Work required:
Filter the data for lines with the word "JSON", then copy every line so identified.

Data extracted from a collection
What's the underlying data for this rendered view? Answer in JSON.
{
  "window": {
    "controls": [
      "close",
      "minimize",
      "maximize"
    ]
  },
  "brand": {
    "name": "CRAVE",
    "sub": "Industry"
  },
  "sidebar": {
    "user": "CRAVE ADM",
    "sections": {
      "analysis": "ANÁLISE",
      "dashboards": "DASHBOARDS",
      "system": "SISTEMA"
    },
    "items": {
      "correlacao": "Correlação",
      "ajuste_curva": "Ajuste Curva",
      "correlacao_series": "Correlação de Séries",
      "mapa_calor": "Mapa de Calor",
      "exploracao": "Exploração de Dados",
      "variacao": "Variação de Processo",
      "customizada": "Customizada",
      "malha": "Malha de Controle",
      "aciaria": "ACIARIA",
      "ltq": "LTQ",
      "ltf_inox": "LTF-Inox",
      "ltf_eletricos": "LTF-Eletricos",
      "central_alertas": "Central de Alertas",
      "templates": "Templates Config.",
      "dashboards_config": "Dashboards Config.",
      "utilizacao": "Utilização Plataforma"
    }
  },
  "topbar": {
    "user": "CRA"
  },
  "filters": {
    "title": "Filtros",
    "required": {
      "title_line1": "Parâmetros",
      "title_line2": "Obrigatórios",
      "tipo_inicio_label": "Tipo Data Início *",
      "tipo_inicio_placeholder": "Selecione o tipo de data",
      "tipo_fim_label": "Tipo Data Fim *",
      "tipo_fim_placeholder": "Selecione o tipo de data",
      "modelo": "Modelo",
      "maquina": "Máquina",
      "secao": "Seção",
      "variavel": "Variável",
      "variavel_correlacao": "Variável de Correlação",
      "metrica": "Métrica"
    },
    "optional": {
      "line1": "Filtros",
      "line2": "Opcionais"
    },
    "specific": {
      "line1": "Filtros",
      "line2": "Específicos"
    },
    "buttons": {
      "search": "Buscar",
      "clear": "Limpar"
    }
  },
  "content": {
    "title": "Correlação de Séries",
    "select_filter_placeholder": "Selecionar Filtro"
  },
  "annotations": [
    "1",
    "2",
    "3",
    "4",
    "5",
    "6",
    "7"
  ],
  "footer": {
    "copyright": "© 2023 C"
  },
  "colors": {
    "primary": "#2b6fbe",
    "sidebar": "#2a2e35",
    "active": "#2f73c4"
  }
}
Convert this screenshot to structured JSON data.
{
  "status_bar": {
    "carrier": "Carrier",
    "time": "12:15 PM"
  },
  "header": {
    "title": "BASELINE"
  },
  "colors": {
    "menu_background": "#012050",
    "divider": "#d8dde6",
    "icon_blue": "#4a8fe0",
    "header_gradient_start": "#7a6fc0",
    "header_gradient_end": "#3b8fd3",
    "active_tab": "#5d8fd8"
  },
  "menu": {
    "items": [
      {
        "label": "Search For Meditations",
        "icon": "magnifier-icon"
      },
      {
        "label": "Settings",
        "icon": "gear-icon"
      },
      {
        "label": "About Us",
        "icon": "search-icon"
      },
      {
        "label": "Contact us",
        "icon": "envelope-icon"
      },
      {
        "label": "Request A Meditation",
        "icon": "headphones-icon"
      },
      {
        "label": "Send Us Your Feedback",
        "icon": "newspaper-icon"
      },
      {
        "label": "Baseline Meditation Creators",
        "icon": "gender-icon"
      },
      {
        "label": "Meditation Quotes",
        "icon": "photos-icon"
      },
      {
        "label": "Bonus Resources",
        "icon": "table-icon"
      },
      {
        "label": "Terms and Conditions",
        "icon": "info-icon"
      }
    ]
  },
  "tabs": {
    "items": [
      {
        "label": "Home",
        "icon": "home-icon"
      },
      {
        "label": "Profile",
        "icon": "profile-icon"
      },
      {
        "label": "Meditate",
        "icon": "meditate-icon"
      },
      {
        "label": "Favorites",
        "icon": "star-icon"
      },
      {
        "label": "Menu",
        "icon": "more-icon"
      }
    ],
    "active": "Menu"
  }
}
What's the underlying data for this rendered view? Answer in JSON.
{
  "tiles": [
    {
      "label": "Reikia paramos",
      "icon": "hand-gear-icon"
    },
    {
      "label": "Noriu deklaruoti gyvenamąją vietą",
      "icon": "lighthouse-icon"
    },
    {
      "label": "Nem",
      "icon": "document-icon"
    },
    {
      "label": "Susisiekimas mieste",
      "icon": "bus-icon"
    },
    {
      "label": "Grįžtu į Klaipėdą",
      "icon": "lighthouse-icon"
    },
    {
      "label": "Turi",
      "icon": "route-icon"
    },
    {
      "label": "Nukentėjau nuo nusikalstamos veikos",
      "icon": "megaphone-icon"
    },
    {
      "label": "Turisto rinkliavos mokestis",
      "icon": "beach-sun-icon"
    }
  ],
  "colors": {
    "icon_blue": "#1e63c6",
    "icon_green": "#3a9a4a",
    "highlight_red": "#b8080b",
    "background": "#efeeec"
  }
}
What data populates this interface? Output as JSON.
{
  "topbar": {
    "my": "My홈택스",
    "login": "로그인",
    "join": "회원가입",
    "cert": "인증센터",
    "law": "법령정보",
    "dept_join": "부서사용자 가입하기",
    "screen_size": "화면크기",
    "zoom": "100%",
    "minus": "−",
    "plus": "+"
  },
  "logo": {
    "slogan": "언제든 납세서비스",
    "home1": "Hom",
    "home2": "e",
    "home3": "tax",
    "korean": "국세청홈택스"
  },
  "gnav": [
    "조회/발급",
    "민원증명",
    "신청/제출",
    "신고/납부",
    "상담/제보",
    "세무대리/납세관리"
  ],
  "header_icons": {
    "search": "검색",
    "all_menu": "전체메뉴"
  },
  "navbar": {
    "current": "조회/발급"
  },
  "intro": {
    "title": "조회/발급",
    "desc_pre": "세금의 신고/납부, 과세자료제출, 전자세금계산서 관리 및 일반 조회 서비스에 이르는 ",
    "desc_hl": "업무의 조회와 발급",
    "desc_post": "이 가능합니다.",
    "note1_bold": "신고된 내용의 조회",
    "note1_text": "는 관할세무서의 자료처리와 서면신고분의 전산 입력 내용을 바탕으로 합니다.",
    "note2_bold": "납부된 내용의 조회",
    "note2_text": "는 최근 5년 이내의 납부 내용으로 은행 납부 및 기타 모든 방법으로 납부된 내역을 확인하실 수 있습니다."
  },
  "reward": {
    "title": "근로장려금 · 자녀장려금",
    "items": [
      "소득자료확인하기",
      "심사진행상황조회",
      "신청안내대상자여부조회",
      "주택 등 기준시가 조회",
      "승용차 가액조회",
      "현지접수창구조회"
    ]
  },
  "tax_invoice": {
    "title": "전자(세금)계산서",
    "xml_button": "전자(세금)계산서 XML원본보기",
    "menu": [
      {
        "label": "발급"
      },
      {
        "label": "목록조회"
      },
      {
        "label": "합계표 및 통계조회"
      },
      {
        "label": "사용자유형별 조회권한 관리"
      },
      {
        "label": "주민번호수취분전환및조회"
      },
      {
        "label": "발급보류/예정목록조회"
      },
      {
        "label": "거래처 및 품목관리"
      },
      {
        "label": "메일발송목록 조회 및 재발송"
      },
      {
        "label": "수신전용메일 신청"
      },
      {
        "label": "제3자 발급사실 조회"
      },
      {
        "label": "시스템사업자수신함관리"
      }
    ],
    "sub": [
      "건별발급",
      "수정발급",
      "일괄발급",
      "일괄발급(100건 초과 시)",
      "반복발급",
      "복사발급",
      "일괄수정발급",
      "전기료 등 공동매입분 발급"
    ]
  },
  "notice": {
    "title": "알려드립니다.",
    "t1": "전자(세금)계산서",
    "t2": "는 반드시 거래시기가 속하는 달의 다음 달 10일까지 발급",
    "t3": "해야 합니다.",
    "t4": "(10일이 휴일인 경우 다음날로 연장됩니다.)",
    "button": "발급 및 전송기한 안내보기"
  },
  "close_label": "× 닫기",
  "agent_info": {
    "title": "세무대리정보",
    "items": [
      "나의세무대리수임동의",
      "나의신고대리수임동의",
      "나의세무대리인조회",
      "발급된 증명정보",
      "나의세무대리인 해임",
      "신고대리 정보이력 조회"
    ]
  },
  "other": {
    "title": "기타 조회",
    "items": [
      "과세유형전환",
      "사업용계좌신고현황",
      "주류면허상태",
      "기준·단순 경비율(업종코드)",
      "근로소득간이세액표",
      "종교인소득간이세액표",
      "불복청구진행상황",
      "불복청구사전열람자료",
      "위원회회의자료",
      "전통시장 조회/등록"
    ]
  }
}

Task response:
What's the underlying data for this rendered view? Answer in JSON.
Convert this screenshot to structured JSON data.
What's the underlying data for this rendered view? Answer in JSON.
What data populates this interface? Output as JSON.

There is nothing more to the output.